● **Task description**: Return the records word for word. Any pictures in them are not part of the copy.

=== Input rows ===

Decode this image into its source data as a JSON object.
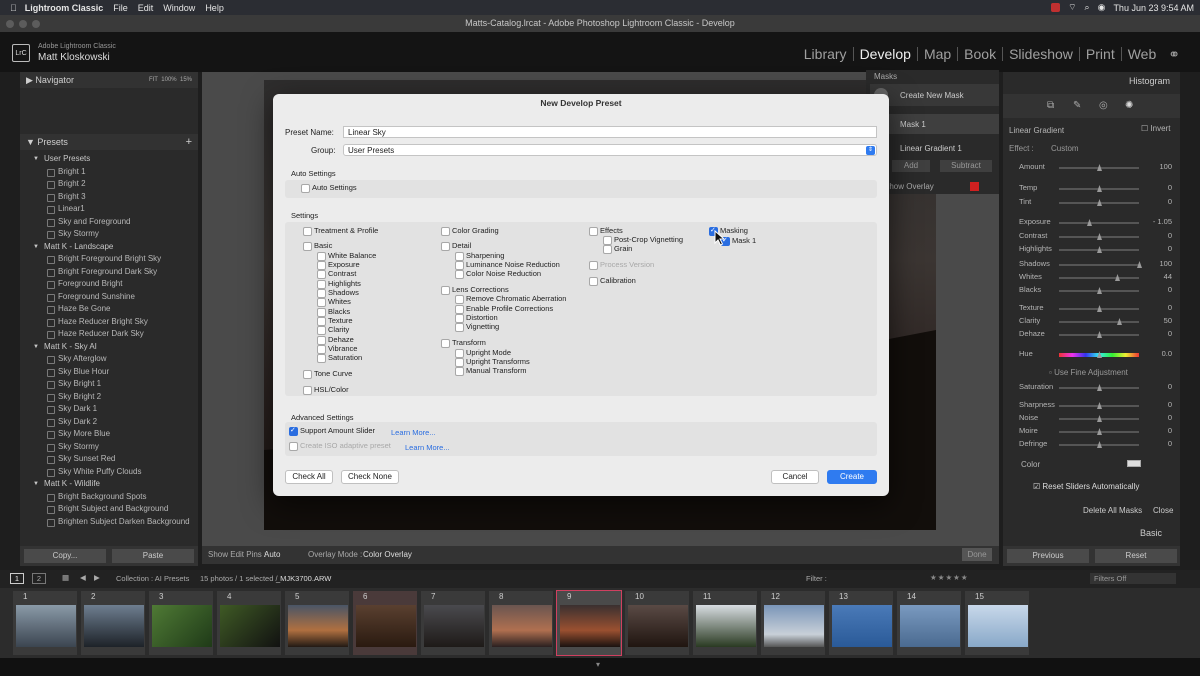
{
  "menubar": {
    "app": "Lightroom Classic",
    "items": [
      "File",
      "Edit",
      "Window",
      "Help"
    ],
    "datetime": "Thu Jun 23  9:54 AM"
  },
  "window": {
    "title": "Matts-Catalog.lrcat - Adobe Photoshop Lightroom Classic - Develop"
  },
  "identity": {
    "brand": "Adobe Lightroom Classic",
    "user": "Matt Kloskowski",
    "logo": "LrC"
  },
  "modules": [
    "Library",
    "Develop",
    "Map",
    "Book",
    "Slideshow",
    "Print",
    "Web"
  ],
  "left": {
    "navigator": {
      "title": "Navigator",
      "zoom": [
        "FIT",
        "100%",
        "15%"
      ]
    },
    "presets": {
      "title": "Presets",
      "groups": [
        {
          "name": "User Presets",
          "items": [
            "Bright 1",
            "Bright 2",
            "Bright 3",
            "Linear1",
            "Sky and Foreground",
            "Sky Stormy"
          ]
        },
        {
          "name": "Matt K - Landscape",
          "items": [
            "Bright Foreground Bright Sky",
            "Bright Foreground Dark Sky",
            "Foreground Bright",
            "Foreground Sunshine",
            "Haze Be Gone",
            "Haze Reducer Bright Sky",
            "Haze Reducer Dark Sky"
          ]
        },
        {
          "name": "Matt K - Sky AI",
          "items": [
            "Sky Afterglow",
            "Sky Blue Hour",
            "Sky Bright 1",
            "Sky Bright 2",
            "Sky Dark 1",
            "Sky Dark 2",
            "Sky More Blue",
            "Sky Stormy",
            "Sky Sunset Red",
            "Sky White Puffy Clouds"
          ]
        },
        {
          "name": "Matt K - Wildlife",
          "items": [
            "Bright Background Spots",
            "Bright Subject and Background",
            "Brighten Subject Darken Background"
          ]
        }
      ]
    },
    "copy": "Copy...",
    "paste": "Paste"
  },
  "toolbar": {
    "edit_pins_label": "Show Edit Pins :",
    "edit_pins_value": "Auto",
    "overlay_label": "Overlay Mode :",
    "overlay_value": "Color Overlay",
    "done": "Done"
  },
  "masks": {
    "title": "Masks",
    "create": "Create New Mask",
    "mask1": "Mask 1",
    "linear": "Linear Gradient 1",
    "add": "Add",
    "subtract": "Subtract",
    "overlay": "Show Overlay"
  },
  "right": {
    "histogram": "Histogram",
    "mask_type": "Linear Gradient",
    "invert": "Invert",
    "effect_label": "Effect :",
    "effect_value": "Custom",
    "sliders": [
      {
        "name": "Amount",
        "value": "100",
        "pos": 0.5
      },
      {
        "name": "Temp",
        "value": "0",
        "pos": 0.5
      },
      {
        "name": "Tint",
        "value": "0",
        "pos": 0.5
      },
      {
        "name": "Exposure",
        "value": "- 1.05",
        "pos": 0.37
      },
      {
        "name": "Contrast",
        "value": "0",
        "pos": 0.5
      },
      {
        "name": "Highlights",
        "value": "0",
        "pos": 0.5
      },
      {
        "name": "Shadows",
        "value": "100",
        "pos": 1.0
      },
      {
        "name": "Whites",
        "value": "44",
        "pos": 0.72
      },
      {
        "name": "Blacks",
        "value": "0",
        "pos": 0.5
      },
      {
        "name": "Texture",
        "value": "0",
        "pos": 0.5
      },
      {
        "name": "Clarity",
        "value": "50",
        "pos": 0.75
      },
      {
        "name": "Dehaze",
        "value": "0",
        "pos": 0.5
      },
      {
        "name": "Hue",
        "value": "0.0",
        "pos": 0.5
      },
      {
        "name": "Saturation",
        "value": "0",
        "pos": 0.5
      },
      {
        "name": "Sharpness",
        "value": "0",
        "pos": 0.5
      },
      {
        "name": "Noise",
        "value": "0",
        "pos": 0.5
      },
      {
        "name": "Moire",
        "value": "0",
        "pos": 0.5
      },
      {
        "name": "Defringe",
        "value": "0",
        "pos": 0.5
      }
    ],
    "fine_adjust": "Use Fine Adjustment",
    "color": "Color",
    "reset_sliders": "Reset Sliders Automatically",
    "delete_all": "Delete All Masks",
    "close": "Close",
    "basic": "Basic",
    "previous": "Previous",
    "reset": "Reset"
  },
  "dialog": {
    "title": "New Develop Preset",
    "preset_name_label": "Preset Name:",
    "preset_name": "Linear Sky",
    "group_label": "Group:",
    "group_value": "User Presets",
    "auto_settings_header": "Auto Settings",
    "auto_settings": "Auto Settings",
    "settings_header": "Settings",
    "col1": [
      "Treatment & Profile",
      "Basic",
      "White Balance",
      "Exposure",
      "Contrast",
      "Highlights",
      "Shadows",
      "Whites",
      "Blacks",
      "Texture",
      "Clarity",
      "Dehaze",
      "Vibrance",
      "Saturation",
      "Tone Curve",
      "HSL/Color"
    ],
    "col2": [
      "Color Grading",
      "Detail",
      "Sharpening",
      "Luminance Noise Reduction",
      "Color Noise Reduction",
      "Lens Corrections",
      "Remove Chromatic Aberration",
      "Enable Profile Corrections",
      "Distortion",
      "Vignetting",
      "Transform",
      "Upright Mode",
      "Upright Transforms",
      "Manual Transform"
    ],
    "col3": [
      "Effects",
      "Post-Crop Vignetting",
      "Grain",
      "Process Version",
      "Calibration"
    ],
    "col4": [
      "Masking",
      "Mask 1"
    ],
    "advanced_header": "Advanced Settings",
    "support_amount": "Support Amount Slider",
    "learn_more": "Learn More...",
    "iso_adaptive": "Create ISO adaptive preset",
    "check_all": "Check All",
    "check_none": "Check None",
    "cancel": "Cancel",
    "create": "Create"
  },
  "filmstrip": {
    "collection": "Collection : AI Presets",
    "count": "15 photos / 1 selected /",
    "file": "_MJK3700.ARW",
    "filter_label": "Filter :",
    "filters_off": "Filters Off",
    "pages": [
      "1",
      "2"
    ],
    "thumbs": [
      "1",
      "2",
      "3",
      "4",
      "5",
      "6",
      "7",
      "8",
      "9",
      "10",
      "11",
      "12",
      "13",
      "14",
      "15"
    ]
  }
}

===

● **Worked solution**:
Decode this image into its source data as a JSON object.
{
  "menubar": {
    "app": "Lightroom Classic",
    "items": [
      "File",
      "Edit",
      "Window",
      "Help"
    ],
    "datetime": "Thu Jun 23  9:54 AM"
  },
  "window": {
    "title": "Matts-Catalog.lrcat - Adobe Photoshop Lightroom Classic - Develop"
  },
  "identity": {
    "brand": "Adobe Lightroom Classic",
    "user": "Matt Kloskowski",
    "logo": "LrC"
  },
  "modules": [
    "Library",
    "Develop",
    "Map",
    "Book",
    "Slideshow",
    "Print",
    "Web"
  ],
  "left": {
    "navigator": {
      "title": "Navigator",
      "zoom": [
        "FIT",
        "100%",
        "15%"
      ]
    },
    "presets": {
      "title": "Presets",
      "groups": [
        {
          "name": "User Presets",
          "items": [
            "Bright 1",
            "Bright 2",
            "Bright 3",
            "Linear1",
            "Sky and Foreground",
            "Sky Stormy"
          ]
        },
        {
          "name": "Matt K - Landscape",
          "items": [
            "Bright Foreground Bright Sky",
            "Bright Foreground Dark Sky",
            "Foreground Bright",
            "Foreground Sunshine",
            "Haze Be Gone",
            "Haze Reducer Bright Sky",
            "Haze Reducer Dark Sky"
          ]
        },
        {
          "name": "Matt K - Sky AI",
          "items": [
            "Sky Afterglow",
            "Sky Blue Hour",
            "Sky Bright 1",
            "Sky Bright 2",
            "Sky Dark 1",
            "Sky Dark 2",
            "Sky More Blue",
            "Sky Stormy",
            "Sky Sunset Red",
            "Sky White Puffy Clouds"
          ]
        },
        {
          "name": "Matt K - Wildlife",
          "items": [
            "Bright Background Spots",
            "Bright Subject and Background",
            "Brighten Subject Darken Background"
          ]
        }
      ]
    },
    "copy": "Copy...",
    "paste": "Paste"
  },
  "toolbar": {
    "edit_pins_label": "Show Edit Pins :",
    "edit_pins_value": "Auto",
    "overlay_label": "Overlay Mode :",
    "overlay_value": "Color Overlay",
    "done": "Done"
  },
  "masks": {
    "title": "Masks",
    "create": "Create New Mask",
    "mask1": "Mask 1",
    "linear": "Linear Gradient 1",
    "add": "Add",
    "subtract": "Subtract",
    "overlay": "Show Overlay"
  },
  "right": {
    "histogram": "Histogram",
    "mask_type": "Linear Gradient",
    "invert": "Invert",
    "effect_label": "Effect :",
    "effect_value": "Custom",
    "sliders": [
      {
        "name": "Amount",
        "value": "100",
        "pos": 0.5
      },
      {
        "name": "Temp",
        "value": "0",
        "pos": 0.5
      },
      {
        "name": "Tint",
        "value": "0",
        "pos": 0.5
      },
      {
        "name": "Exposure",
        "value": "- 1.05",
        "pos": 0.37
      },
      {
        "name": "Contrast",
        "value": "0",
        "pos": 0.5
      },
      {
        "name": "Highlights",
        "value": "0",
        "pos": 0.5
      },
      {
        "name": "Shadows",
        "value": "100",
        "pos": 1.0
      },
      {
        "name": "Whites",
        "value": "44",
        "pos": 0.72
      },
      {
        "name": "Blacks",
        "value": "0",
        "pos": 0.5
      },
      {
        "name": "Texture",
        "value": "0",
        "pos": 0.5
      },
      {
        "name": "Clarity",
        "value": "50",
        "pos": 0.75
      },
      {
        "name": "Dehaze",
        "value": "0",
        "pos": 0.5
      },
      {
        "name": "Hue",
        "value": "0.0",
        "pos": 0.5
      },
      {
        "name": "Saturation",
        "value": "0",
        "pos": 0.5
      },
      {
        "name": "Sharpness",
        "value": "0",
        "pos": 0.5
      },
      {
        "name": "Noise",
        "value": "0",
        "pos": 0.5
      },
      {
        "name": "Moire",
        "value": "0",
        "pos": 0.5
      },
      {
        "name": "Defringe",
        "value": "0",
        "pos": 0.5
      }
    ],
    "fine_adjust": "Use Fine Adjustment",
    "color": "Color",
    "reset_sliders": "Reset Sliders Automatically",
    "delete_all": "Delete All Masks",
    "close": "Close",
    "basic": "Basic",
    "previous": "Previous",
    "reset": "Reset"
  },
  "dialog": {
    "title": "New Develop Preset",
    "preset_name_label": "Preset Name:",
    "preset_name": "Linear Sky",
    "group_label": "Group:",
    "group_value": "User Presets",
    "auto_settings_header": "Auto Settings",
    "auto_settings": "Auto Settings",
    "settings_header": "Settings",
    "col1": [
      "Treatment & Profile",
      "Basic",
      "White Balance",
      "Exposure",
      "Contrast",
      "Highlights",
      "Shadows",
      "Whites",
      "Blacks",
      "Texture",
      "Clarity",
      "Dehaze",
      "Vibrance",
      "Saturation",
      "Tone Curve",
      "HSL/Color"
    ],
    "col2": [
      "Color Grading",
      "Detail",
      "Sharpening",
      "Luminance Noise Reduction",
      "Color Noise Reduction",
      "Lens Corrections",
      "Remove Chromatic Aberration",
      "Enable Profile Corrections",
      "Distortion",
      "Vignetting",
      "Transform",
      "Upright Mode",
      "Upright Transforms",
      "Manual Transform"
    ],
    "col3": [
      "Effects",
      "Post-Crop Vignetting",
      "Grain",
      "Process Version",
      "Calibration"
    ],
    "col4": [
      "Masking",
      "Mask 1"
    ],
    "advanced_header": "Advanced Settings",
    "support_amount": "Support Amount Slider",
    "learn_more": "Learn More...",
    "iso_adaptive": "Create ISO adaptive preset",
    "check_all": "Check All",
    "check_none": "Check None",
    "cancel": "Cancel",
    "create": "Create"
  },
  "filmstrip": {
    "collection": "Collection : AI Presets",
    "count": "15 photos / 1 selected /",
    "file": "_MJK3700.ARW",
    "filter_label": "Filter :",
    "filters_off": "Filters Off",
    "pages": [
      "1",
      "2"
    ],
    "thumbs": [
      "1",
      "2",
      "3",
      "4",
      "5",
      "6",
      "7",
      "8",
      "9",
      "10",
      "11",
      "12",
      "13",
      "14",
      "15"
    ]
  }
}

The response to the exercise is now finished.